**Records shown:**

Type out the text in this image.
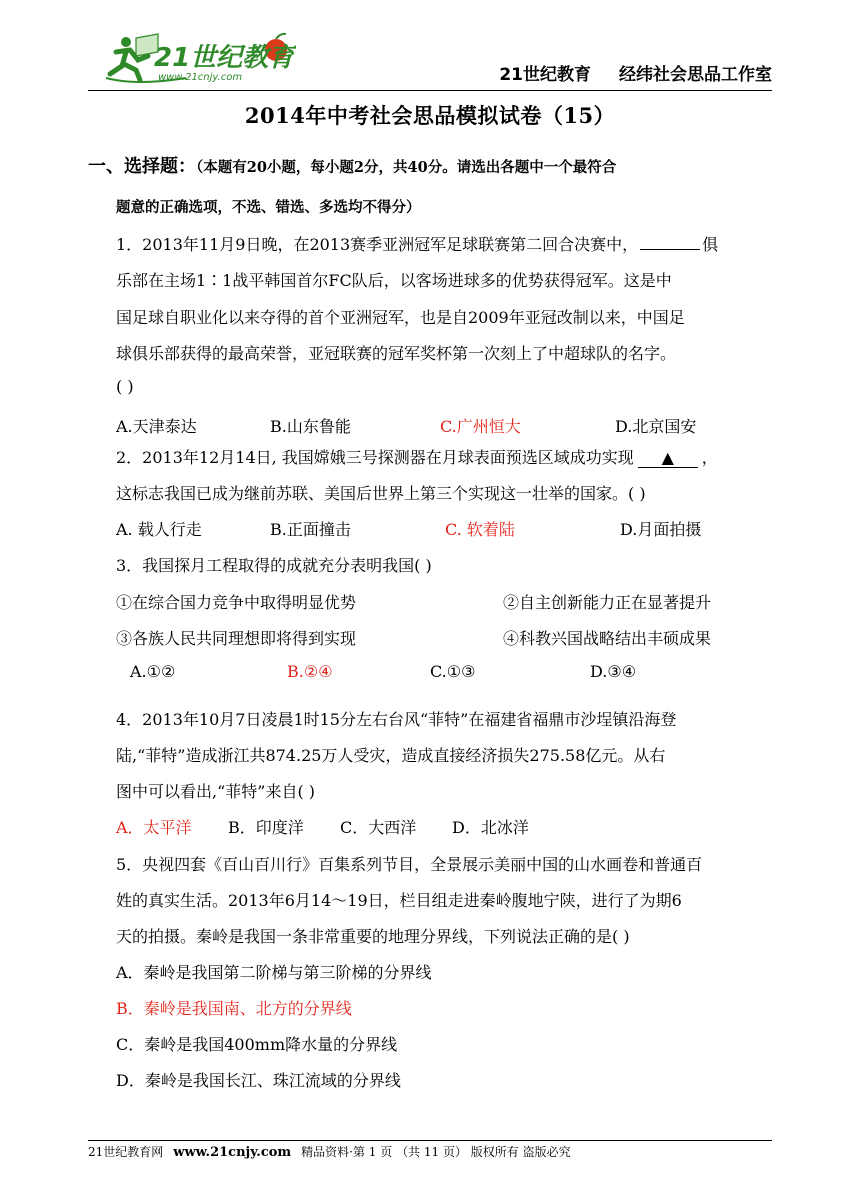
21世纪教育
www.21cnjy.com	21世纪教育 经纬社会思品工作室
2014年中考社会思品模拟试卷（15）
一、选择题：（本题有20小题，每小题2分，共40分。请选出各题中一个最符合
题意的正确选项，不选、错选、多选均不得分）
1．2013年11月9日晚，在2013赛季亚洲冠军足球联赛第二回合决赛中，	俱
乐部在主场1∶1战平韩国首尔FC队后，以客场进球多的优势获得冠军。这是中
国足球自职业化以来夺得的首个亚洲冠军，也是自2009年亚冠改制以来，中国足
球俱乐部获得的最高荣誉，亚冠联赛的冠军奖杯第一次刻上了中超球队的名字。
( )
A.天津泰达	B.山东鲁能	C.广州恒大	D.北京国安
2．2013年12月14日, 我国嫦娥三号探测器在月球表面预选区域成功实现 ▲ ，
这标志我国已成为继前苏联、美国后世界上第三个实现这一壮举的国家。( )
A. 载人行走	B.正面撞击	C. 软着陆	D.月面拍摄
3．我国探月工程取得的成就充分表明我国( )
①在综合国力竞争中取得明显优势	②自主创新能力正在显著提升
③各族人民共同理想即将得到实现	④科教兴国战略结出丰硕成果
A.①②	B.②④	C.①③	D.③④
4．2013年10月7日凌晨1时15分左右台风“菲特”在福建省福鼎市沙埕镇沿海登
陆,“菲特”造成浙江共874.25万人受灾，造成直接经济损失275.58亿元。从右
图中可以看出,“菲特”来自( )
A．太平洋 B．印度洋 C．大西洋 D．北冰洋
5．央视四套《百山百川行》百集系列节目，全景展示美丽中国的山水画卷和普通百
姓的真实生活。2013年6月14～19日，栏目组走进秦岭腹地宁陕，进行了为期6
天的拍摄。秦岭是我国一条非常重要的地理分界线，下列说法正确的是( )
A．秦岭是我国第二阶梯与第三阶梯的分界线
B．秦岭是我国南、北方的分界线
C．秦岭是我国400mm降水量的分界线
D．秦岭是我国长江、珠江流域的分界线
21世纪教育网 www.21cnjy.com 精品资料·第 1 页 （共 11 页） 版权所有 盗版必究
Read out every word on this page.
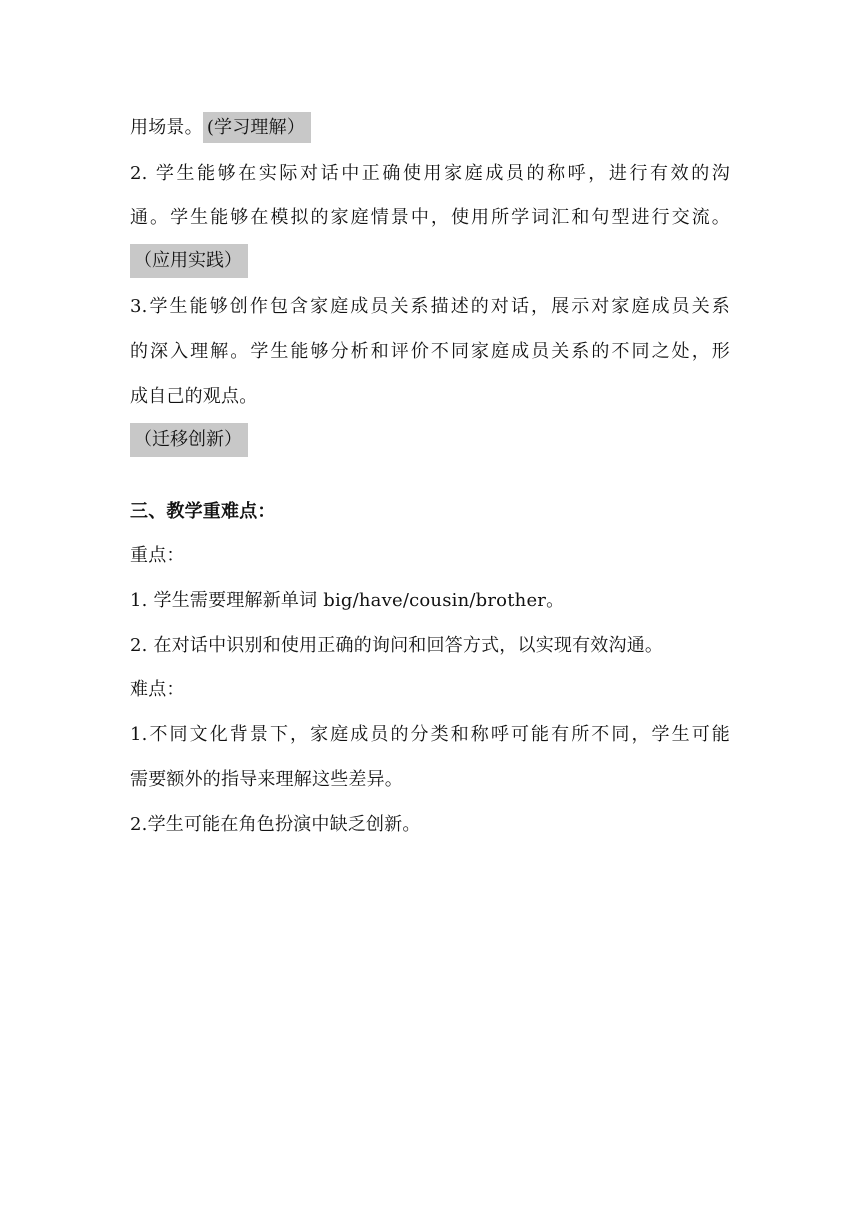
用场景。 (学习理解）
2. 学生能够在实际对话中正确使用家庭成员的称呼，进行有效的沟
通。学生能够在模拟的家庭情景中，使用所学词汇和句型进行交流。
（应用实践）
3.学生能够创作包含家庭成员关系描述的对话，展示对家庭成员关系
的深入理解。学生能够分析和评价不同家庭成员关系的不同之处，形
成自己的观点。
（迁移创新）
三、教学重难点：
重点：
1. 学生需要理解新单词 big/have/cousin/brother。
2. 在对话中识别和使用正确的询问和回答方式，以实现有效沟通。
难点：
1.不同文化背景下，家庭成员的分类和称呼可能有所不同，学生可能
需要额外的指导来理解这些差异。
2.学生可能在角色扮演中缺乏创新。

**Exercise details:** Check each line of the entries for the string "this". Copy the lines that have it.

**The completed task:**
Type out the text in this image.
Read out every word on this page.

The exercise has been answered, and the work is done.